*Task requirements:*
Express the lines from the one containing "683 1060 801</box>" through the one containing "207 1060 278</box>" as a Markdown table with the columns Row and Line, numbering each row and skipping any blank lines.

Box coordinate listings:
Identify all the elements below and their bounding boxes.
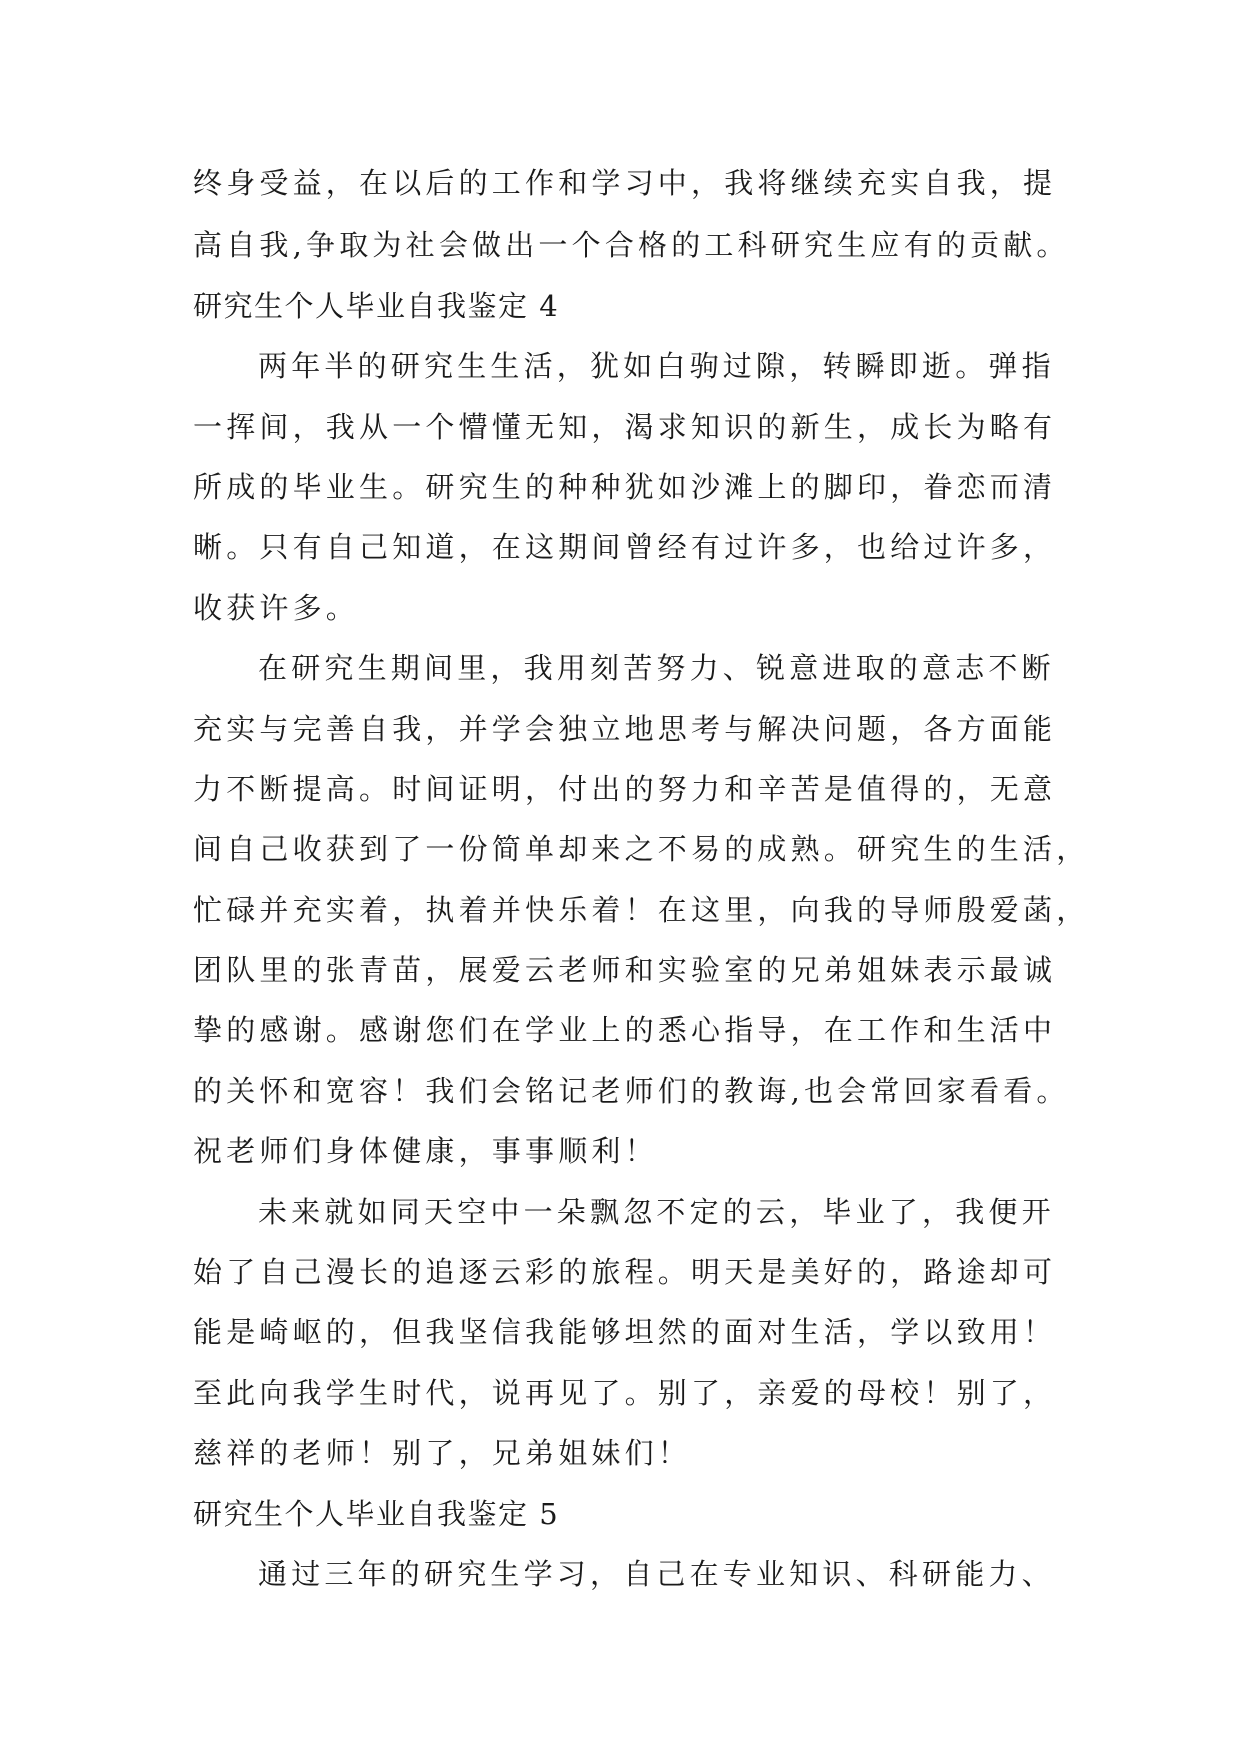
text-line: 终身受益，在以后的工作和学习中，我将继续充实自我，提 bbox=[193, 166, 1057, 200]
text-line: 的关怀和宽容！我们会铭记老师们的教诲,也会常回家看看。 bbox=[193, 1074, 1070, 1108]
text-line: 团队里的张青苗，展爱云老师和实验室的兄弟姐妹表示最诚 bbox=[193, 953, 1057, 987]
text-line: 晰。只有自己知道，在这期间曾经有过许多，也给过许多， bbox=[193, 530, 1057, 564]
section-heading: 研究生个人毕业自我鉴定 5 bbox=[193, 1497, 560, 1531]
section-heading: 研究生个人毕业自我鉴定 4 bbox=[193, 289, 560, 323]
text-line: 忙碌并充实着，执着并快乐着！在这里，向我的导师殷爱菡， bbox=[193, 893, 1090, 927]
text-line: 祝老师们身体健康，事事顺利！ bbox=[193, 1134, 658, 1168]
text-line: 一挥间，我从一个懵懂无知，渴求知识的新生，成长为略有 bbox=[193, 410, 1057, 444]
text-line: 所成的毕业生。研究生的种种犹如沙滩上的脚印，眷恋而清 bbox=[193, 470, 1057, 504]
text-line: 力不断提高。时间证明，付出的努力和辛苦是值得的，无意 bbox=[193, 772, 1057, 806]
text-line: 充实与完善自我，并学会独立地思考与解决问题，各方面能 bbox=[193, 712, 1057, 746]
text-line: 间自己收获到了一份简单却来之不易的成熟。研究生的生活， bbox=[193, 832, 1090, 866]
paragraph-first-line: 在研究生期间里，我用刻苦努力、锐意进取的意志不断 bbox=[258, 651, 1055, 685]
text-line: 高自我,争取为社会做出一个合格的工科研究生应有的贡献。 bbox=[193, 228, 1070, 262]
paragraph-first-line: 通过三年的研究生学习，自己在专业知识、科研能力、 bbox=[258, 1557, 1055, 1591]
paragraph-first-line: 未来就如同天空中一朵飘忽不定的云，毕业了，我便开 bbox=[258, 1195, 1055, 1229]
text-line: 收获许多。 bbox=[193, 591, 360, 625]
text-line: 始了自己漫长的追逐云彩的旅程。明天是美好的，路途却可 bbox=[193, 1255, 1057, 1289]
text-line: 挚的感谢。感谢您们在学业上的悉心指导，在工作和生活中 bbox=[193, 1013, 1057, 1047]
paragraph-first-line: 两年半的研究生生活，犹如白驹过隙，转瞬即逝。弹指 bbox=[258, 349, 1055, 383]
text-line: 慈祥的老师！别了，兄弟姐妹们！ bbox=[193, 1436, 692, 1470]
text-line: 至此向我学生时代，说再见了。别了，亲爱的母校！别了， bbox=[193, 1376, 1057, 1410]
text-line: 能是崎岖的，但我坚信我能够坦然的面对生活，学以致用！ bbox=[193, 1315, 1057, 1349]
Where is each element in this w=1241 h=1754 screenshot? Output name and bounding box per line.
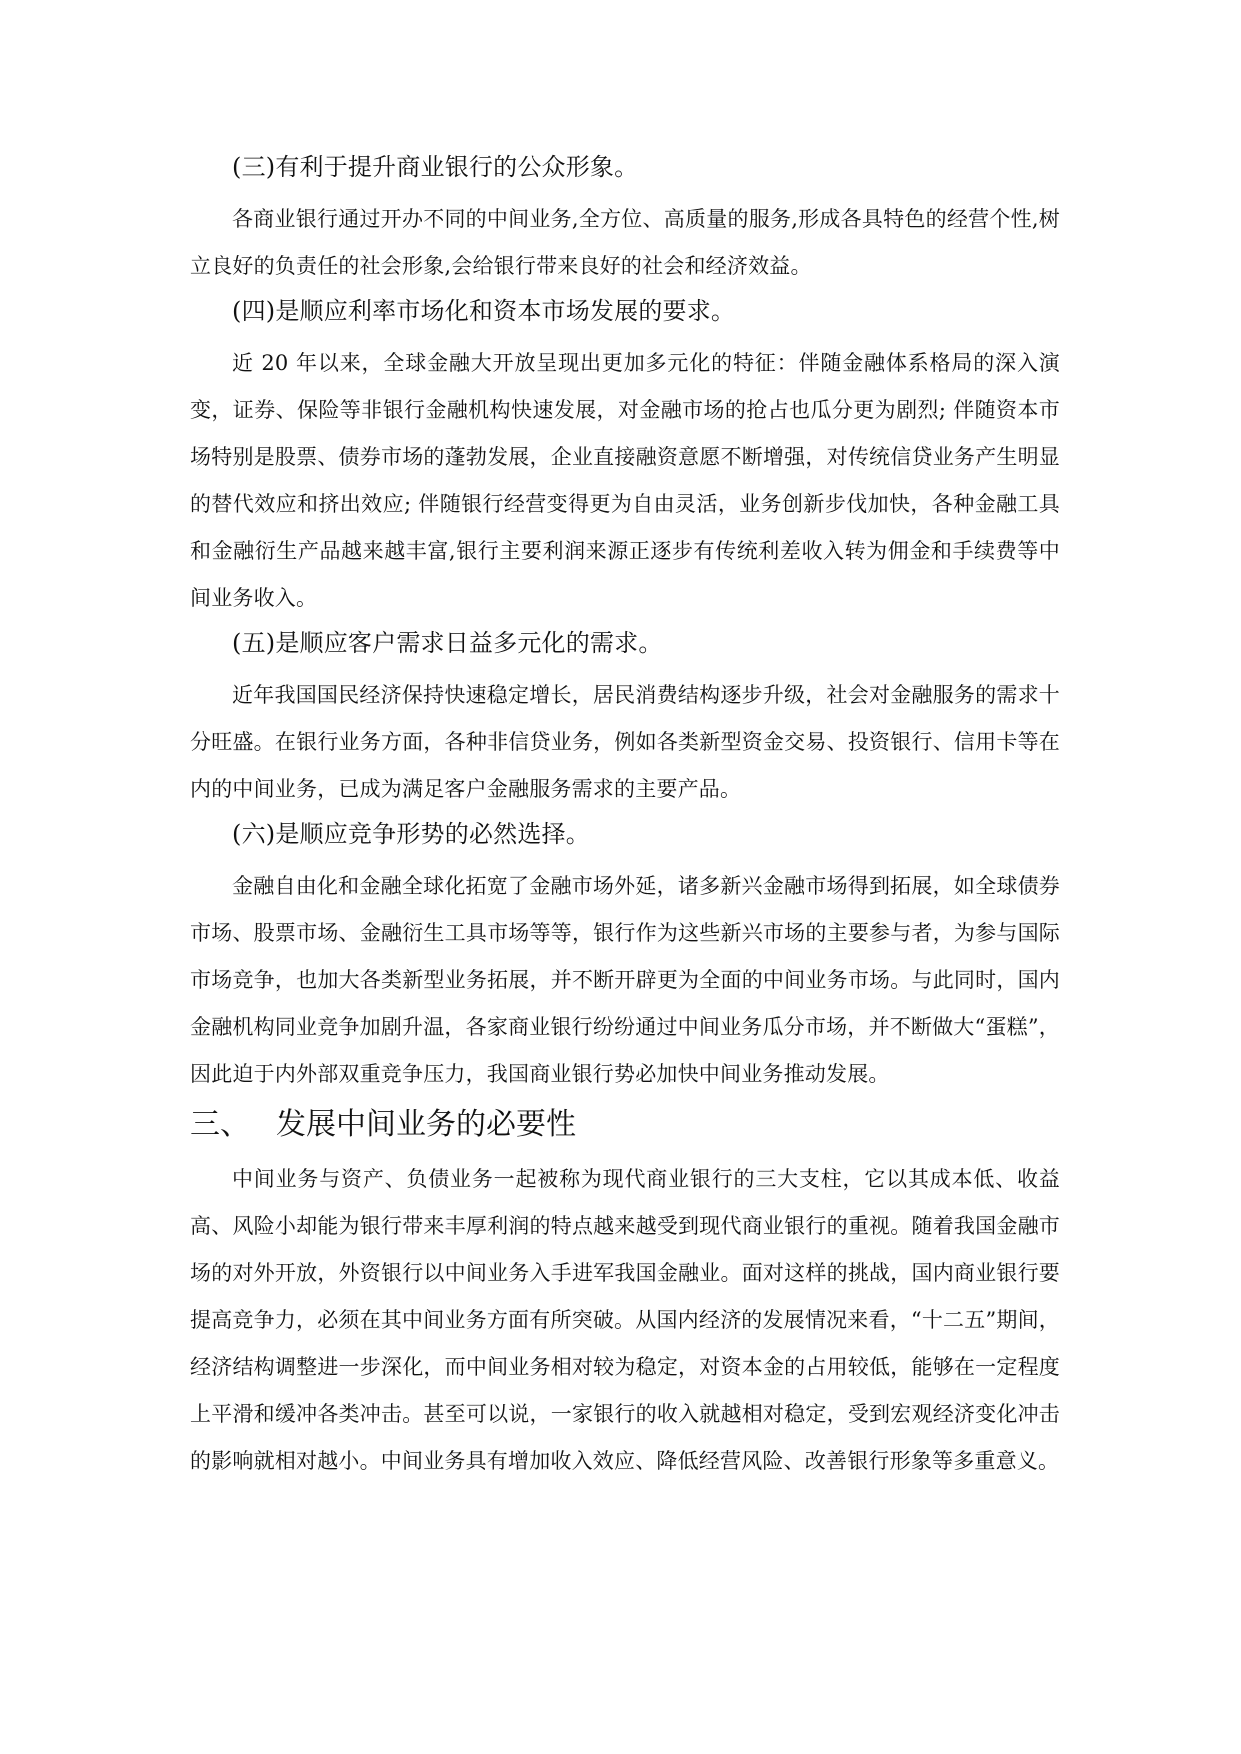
paragraph-customer-demand: 近年我国国民经济保持快速稳定增长，居民消费结构逐步升级，社会对金融服务的需求十分旺盛。在银行业务方面，各种非信贷业务，例如各类新型资金交易、投资银行、信用卡等在内的中间业务，已成为满足客户金融服务需求的主要产品。 <box>190 683 1060 801</box>
paragraph-competition: 金融自由化和金融全球化拓宽了金融市场外延，诸多新兴金融市场得到拓展，如全球债券市场、股票市场、金融衍生工具市场等等，银行作为这些新兴市场的主要参与者，为参与国际市场竞争，也加大各类新型业务拓展，并不断开辟更为全面的中间业务市场。与此同时，国内金融机构同业竞争加剧升温，各家商业银行纷纷通过中间业务瓜分市场，并不断做大“蛋糕”，因此迫于内外部双重竞争压力，我国商业银行势必加快中间业务推动发展。 <box>190 874 1060 1086</box>
paragraph-interest-rate-market: 近 20 年以来，全球金融大开放呈现出更加多元化的特征：伴随金融体系格局的深入演变，证券、保险等非银行金融机构快速发展，对金融市场的抢占也瓜分更为剧烈; 伴随资本市场特别是股票、债券市场的蓬勃发展，企业直接融资意愿不断增强，对传统信贷业务产生明显的替代效应和挤出效应; 伴随银行经营变得更为自由灵活，业务创新步伐加快，各种金融工具和金融衍生产品越来越丰富,银行主要利润来源正逐步有传统利差收入转为佣金和手续费等中间业务收入。 <box>190 351 1060 610</box>
subheading-3: (三)有利于提升商业银行的公众形象。 <box>232 153 639 181</box>
section-number: 三、 <box>190 1107 250 1142</box>
section-heading-3 <box>190 1104 1060 1146</box>
subheading-6: (六)是顺应竞争形势的必然选择。 <box>232 820 590 848</box>
paragraph-public-image: 各商业银行通过开办不同的中间业务,全方位、高质量的服务,形成各具特色的经营个性,树立良好的负责任的社会形象,会给银行带来良好的社会和经济效益。 <box>190 207 1060 278</box>
paragraph-necessity: 中间业务与资产、负债业务一起被称为现代商业银行的三大支柱，它以其成本低、收益高、风险小却能为银行带来丰厚利润的特点越来越受到现代商业银行的重视。随着我国金融市场的对外开放，外资银行以中间业务入手进军我国金融业。面对这样的挑战，国内商业银行要提高竞争力，必须在其中间业务方面有所突破。从国内经济的发展情况来看，“十二五”期间，经济结构调整进一步深化，而中间业务相对较为稳定，对资本金的占用较低，能够在一定程度上平滑和缓冲各类冲击。甚至可以说，一家银行的收入就越相对稳定，受到宏观经济变化冲击的影响就相对越小。中间业务具有增加收入效应、降低经营风险、改善银行形象等多重意义。 <box>190 1167 1060 1473</box>
subheading-5: (五)是顺应客户需求日益多元化的需求。 <box>232 629 663 657</box>
section-title: 发展中间业务的必要性 <box>276 1107 576 1142</box>
subheading-4: (四)是顺应利率市场化和资本市场发展的要求。 <box>232 297 736 325</box>
document-body <box>190 150 1060 1489</box>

*Result of the task:*
| Row | Line |
|---|---|
| 1 | paragraph-customer-demand: 近年我国国民经济保持快速稳定增长，居民消费结构逐步升级，社会对金融服务的需求十分旺盛。在银行业务方面，各种非信贷业务，例如各类新型资金交易、投资银行、信用卡等在内的中间业务，已成为满足客户金融服务需求的主要产品。 <box>190 683 1060 801</box> |
| 2 | paragraph-competition: 金融自由化和金融全球化拓宽了金融市场外延，诸多新兴金融市场得到拓展，如全球债券市场、股票市场、金融衍生工具市场等等，银行作为这些新兴市场的主要参与者，为参与国际市场竞争，也加大各类新型业务拓展，并不断开辟更为全面的中间业务市场。与此同时，国内金融机构同业竞争加剧升温，各家商业银行纷纷通过中间业务瓜分市场，并不断做大“蛋糕”，因此迫于内外部双重竞争压力，我国商业银行势必加快中间业务推动发展。 <box>190 874 1060 1086</box> |
| 3 | paragraph-interest-rate-market: 近 20 年以来，全球金融大开放呈现出更加多元化的特征：伴随金融体系格局的深入演变，证券、保险等非银行金融机构快速发展，对金融市场的抢占也瓜分更为剧烈; 伴随资本市场特别是股票、债券市场的蓬勃发展，企业直接融资意愿不断增强，对传统信贷业务产生明显的替代效应和挤出效应; 伴随银行经营变得更为自由灵活，业务创新步伐加快，各种金融工具和金融衍生产品越来越丰富,银行主要利润来源正逐步有传统利差收入转为佣金和手续费等中间业务收入。 <box>190 351 1060 610</box> |
| 4 | subheading-3: (三)有利于提升商业银行的公众形象。 <box>232 153 639 181</box> |
| 5 | section-number: 三、 <box>190 1107 250 1142</box> |
| 6 | section-heading-3 <box>190 1104 1060 1146</box> |
| 7 | subheading-6: (六)是顺应竞争形势的必然选择。 <box>232 820 590 848</box> |
| 8 | paragraph-public-image: 各商业银行通过开办不同的中间业务,全方位、高质量的服务,形成各具特色的经营个性,树立良好的负责任的社会形象,会给银行带来良好的社会和经济效益。 <box>190 207 1060 278</box> |